▶ [Extrait]
· · · ·

1. Dans les trois premiers plans, on montre à Charlot la machine, on l’installe et un ingénieur lui explique.
2. Au plan suivant, on a le groupe d’ingénieurs et de patrons :on voit la totalité de leur corps alors que Charlot
dans la machine n’a plus de membres visibles.
Les plans suivants le montrent en train de manger, dubitatif : soupe, viande.
Puis, un gros plan sur le maïs. La seconde phase commence, celle du dérèglement.
3. Au plan suivant, il mange le maïs qui tourne dans sa bouche. Contrechamp : les dirigeants sont satisfaits.
Nouveau plan, sur Charlot : le maïs tourne de plus en plus vite, le bruit augmente, les flocons commencent à
gicler alentour, le dérèglement a commencé.
4. Une nouvelle série de plans commence alors, qui alterne avec les gros plans sur Charlot : l’ingénieur qui
répare.
5. Dans la suite, le film alterne alors ces plans, où l’on voit le moteur de la machine sujet à des explosions plus
ou moins fumantes, et le plan où Charlot, prisonnier, subit la machine qui fait n’importe quoi. L’attention de
tous est toutefois concentrée sur le moteur. Cette seconde partie se termine avec un plan où le moteur semble
réparé.

· · · ·

▶ [Données à examiner]
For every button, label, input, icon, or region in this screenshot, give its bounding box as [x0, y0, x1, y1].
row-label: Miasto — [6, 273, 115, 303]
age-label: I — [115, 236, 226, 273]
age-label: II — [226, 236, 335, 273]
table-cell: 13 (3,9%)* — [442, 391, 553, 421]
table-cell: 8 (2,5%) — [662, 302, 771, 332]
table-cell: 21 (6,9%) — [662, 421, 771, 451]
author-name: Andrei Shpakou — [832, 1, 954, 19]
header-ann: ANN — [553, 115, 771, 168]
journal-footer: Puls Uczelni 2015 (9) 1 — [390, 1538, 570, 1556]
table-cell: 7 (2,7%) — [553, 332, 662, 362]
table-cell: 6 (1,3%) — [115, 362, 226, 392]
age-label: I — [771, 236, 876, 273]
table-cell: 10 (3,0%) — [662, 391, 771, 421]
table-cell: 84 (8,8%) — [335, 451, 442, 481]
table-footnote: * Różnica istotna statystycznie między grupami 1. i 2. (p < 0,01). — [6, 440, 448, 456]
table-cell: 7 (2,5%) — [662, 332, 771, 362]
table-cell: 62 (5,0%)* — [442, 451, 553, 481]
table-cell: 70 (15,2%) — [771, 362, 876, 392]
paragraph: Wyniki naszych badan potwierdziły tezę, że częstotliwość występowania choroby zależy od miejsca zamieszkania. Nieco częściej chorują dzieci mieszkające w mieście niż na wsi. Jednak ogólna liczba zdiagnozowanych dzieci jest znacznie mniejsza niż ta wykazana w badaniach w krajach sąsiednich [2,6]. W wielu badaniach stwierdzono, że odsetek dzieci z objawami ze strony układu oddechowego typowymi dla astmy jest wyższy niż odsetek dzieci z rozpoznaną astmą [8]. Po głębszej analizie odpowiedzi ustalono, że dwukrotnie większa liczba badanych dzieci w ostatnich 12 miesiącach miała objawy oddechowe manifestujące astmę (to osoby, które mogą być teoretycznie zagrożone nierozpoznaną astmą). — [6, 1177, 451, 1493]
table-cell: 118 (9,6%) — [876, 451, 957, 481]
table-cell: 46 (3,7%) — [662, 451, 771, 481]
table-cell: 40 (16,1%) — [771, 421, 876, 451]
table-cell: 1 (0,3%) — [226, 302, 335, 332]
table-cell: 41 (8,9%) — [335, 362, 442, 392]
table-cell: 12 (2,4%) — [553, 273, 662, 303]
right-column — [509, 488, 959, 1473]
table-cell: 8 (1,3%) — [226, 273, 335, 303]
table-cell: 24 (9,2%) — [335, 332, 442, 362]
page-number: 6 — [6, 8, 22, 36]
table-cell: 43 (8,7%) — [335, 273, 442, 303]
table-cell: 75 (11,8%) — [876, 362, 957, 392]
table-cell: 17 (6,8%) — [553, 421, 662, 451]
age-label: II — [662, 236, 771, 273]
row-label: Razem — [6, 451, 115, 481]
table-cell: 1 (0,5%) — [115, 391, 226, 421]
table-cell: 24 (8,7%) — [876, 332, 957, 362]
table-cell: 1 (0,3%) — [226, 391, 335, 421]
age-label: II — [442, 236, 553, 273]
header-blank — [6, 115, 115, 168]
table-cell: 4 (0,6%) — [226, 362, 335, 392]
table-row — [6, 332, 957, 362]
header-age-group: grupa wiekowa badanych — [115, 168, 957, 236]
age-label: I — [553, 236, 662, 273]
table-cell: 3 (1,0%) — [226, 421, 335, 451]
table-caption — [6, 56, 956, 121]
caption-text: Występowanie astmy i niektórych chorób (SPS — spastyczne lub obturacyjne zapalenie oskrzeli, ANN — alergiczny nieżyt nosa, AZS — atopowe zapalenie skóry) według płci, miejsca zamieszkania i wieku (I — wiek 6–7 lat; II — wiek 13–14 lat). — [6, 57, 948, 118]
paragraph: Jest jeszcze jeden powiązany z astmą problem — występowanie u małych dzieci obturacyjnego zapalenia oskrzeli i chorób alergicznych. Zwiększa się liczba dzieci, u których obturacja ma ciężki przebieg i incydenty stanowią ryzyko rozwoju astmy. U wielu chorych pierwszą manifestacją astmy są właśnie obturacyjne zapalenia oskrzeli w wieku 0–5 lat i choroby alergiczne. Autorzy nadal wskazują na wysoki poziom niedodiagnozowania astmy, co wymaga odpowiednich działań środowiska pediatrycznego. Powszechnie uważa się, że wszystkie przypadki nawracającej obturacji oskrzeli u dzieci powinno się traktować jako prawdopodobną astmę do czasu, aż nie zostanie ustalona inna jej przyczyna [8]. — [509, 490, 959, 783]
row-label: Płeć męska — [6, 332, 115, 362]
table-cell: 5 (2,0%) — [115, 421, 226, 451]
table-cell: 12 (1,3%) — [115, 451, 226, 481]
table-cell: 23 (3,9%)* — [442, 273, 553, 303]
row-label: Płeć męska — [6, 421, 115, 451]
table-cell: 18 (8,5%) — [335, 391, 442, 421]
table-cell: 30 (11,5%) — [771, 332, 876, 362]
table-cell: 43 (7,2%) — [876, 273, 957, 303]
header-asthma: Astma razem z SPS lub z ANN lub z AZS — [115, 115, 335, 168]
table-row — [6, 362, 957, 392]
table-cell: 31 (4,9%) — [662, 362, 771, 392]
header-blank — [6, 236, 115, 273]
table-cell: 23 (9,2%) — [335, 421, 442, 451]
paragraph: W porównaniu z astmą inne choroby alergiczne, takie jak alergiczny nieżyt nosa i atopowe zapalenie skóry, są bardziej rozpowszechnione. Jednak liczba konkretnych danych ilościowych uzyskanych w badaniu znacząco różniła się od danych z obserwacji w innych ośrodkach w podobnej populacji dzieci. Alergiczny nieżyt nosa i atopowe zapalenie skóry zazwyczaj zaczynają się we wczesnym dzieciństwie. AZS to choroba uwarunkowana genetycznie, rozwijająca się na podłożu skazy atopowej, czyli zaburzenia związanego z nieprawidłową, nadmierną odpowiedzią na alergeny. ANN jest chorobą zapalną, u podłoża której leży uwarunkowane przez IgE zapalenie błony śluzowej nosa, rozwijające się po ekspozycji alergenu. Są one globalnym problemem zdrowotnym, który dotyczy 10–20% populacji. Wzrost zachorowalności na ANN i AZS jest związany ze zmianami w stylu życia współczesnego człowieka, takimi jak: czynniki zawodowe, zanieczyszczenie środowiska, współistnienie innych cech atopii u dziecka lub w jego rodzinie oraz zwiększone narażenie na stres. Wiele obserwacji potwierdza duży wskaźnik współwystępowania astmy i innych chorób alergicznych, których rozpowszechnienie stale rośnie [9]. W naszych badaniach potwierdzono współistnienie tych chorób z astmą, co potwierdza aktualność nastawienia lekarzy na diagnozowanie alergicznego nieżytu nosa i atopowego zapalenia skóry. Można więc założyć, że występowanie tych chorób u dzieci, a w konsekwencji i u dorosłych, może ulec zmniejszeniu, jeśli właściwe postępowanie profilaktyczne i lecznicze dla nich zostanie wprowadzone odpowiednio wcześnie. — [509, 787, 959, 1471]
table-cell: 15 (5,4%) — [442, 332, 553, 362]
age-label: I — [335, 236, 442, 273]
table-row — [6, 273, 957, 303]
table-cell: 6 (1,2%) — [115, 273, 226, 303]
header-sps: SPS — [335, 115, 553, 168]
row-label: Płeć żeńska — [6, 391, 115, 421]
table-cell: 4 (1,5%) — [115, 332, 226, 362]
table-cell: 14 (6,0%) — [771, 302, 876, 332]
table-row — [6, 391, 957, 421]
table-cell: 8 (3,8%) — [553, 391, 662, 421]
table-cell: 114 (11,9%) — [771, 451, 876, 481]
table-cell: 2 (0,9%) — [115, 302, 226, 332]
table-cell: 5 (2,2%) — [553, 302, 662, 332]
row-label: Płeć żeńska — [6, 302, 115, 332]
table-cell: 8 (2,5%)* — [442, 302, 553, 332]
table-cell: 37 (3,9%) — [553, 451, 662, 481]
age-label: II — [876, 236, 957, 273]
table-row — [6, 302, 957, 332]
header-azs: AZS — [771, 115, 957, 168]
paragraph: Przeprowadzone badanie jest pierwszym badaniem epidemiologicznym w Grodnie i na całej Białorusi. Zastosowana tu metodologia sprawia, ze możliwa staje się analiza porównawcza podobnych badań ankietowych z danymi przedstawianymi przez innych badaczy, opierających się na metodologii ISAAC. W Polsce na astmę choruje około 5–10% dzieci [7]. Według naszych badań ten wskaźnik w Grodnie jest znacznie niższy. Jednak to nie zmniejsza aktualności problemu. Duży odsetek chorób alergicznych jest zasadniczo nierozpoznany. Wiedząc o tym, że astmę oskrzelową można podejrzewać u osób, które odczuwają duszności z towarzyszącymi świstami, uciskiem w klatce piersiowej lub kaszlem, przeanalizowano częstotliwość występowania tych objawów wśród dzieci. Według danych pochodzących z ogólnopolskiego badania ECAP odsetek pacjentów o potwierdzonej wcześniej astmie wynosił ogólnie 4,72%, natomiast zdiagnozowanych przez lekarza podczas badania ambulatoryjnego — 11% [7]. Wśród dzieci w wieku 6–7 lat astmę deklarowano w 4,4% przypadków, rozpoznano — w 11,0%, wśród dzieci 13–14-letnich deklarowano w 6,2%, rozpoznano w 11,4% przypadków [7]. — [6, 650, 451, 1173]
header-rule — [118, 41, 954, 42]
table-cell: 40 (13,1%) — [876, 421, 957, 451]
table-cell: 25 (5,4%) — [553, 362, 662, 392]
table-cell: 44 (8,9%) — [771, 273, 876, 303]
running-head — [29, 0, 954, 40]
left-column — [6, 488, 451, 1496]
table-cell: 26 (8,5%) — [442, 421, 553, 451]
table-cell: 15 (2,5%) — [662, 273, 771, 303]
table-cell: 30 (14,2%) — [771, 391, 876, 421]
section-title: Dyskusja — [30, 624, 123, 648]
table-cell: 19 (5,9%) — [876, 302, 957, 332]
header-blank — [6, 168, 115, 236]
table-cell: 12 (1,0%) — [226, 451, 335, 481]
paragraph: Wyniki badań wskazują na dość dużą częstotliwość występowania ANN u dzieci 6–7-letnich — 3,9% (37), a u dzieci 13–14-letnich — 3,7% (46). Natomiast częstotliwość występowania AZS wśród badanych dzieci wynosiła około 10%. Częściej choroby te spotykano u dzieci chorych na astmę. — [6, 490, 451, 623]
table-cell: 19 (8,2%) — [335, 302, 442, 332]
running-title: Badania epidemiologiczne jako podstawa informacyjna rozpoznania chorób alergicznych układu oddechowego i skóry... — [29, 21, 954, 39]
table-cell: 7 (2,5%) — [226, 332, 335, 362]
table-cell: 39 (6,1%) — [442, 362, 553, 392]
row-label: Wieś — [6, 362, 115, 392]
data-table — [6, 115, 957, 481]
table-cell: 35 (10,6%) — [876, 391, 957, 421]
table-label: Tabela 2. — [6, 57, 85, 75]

· · · ·

▶ [Activité]
Réécrivez l'extrait, s'il vous plaît, en commençant par « Les plans suivants » et en allant jusqu'à « celle du dérèglement. », avec « dubitatif » remplacé par « perplexe ».

▶ [Résultat de l'exercice]
Les plans suivants le montrent en train de manger, perplexe : soupe, viande.
Puis, un gros plan sur le maïs. La seconde phase commence, celle du dérèglement.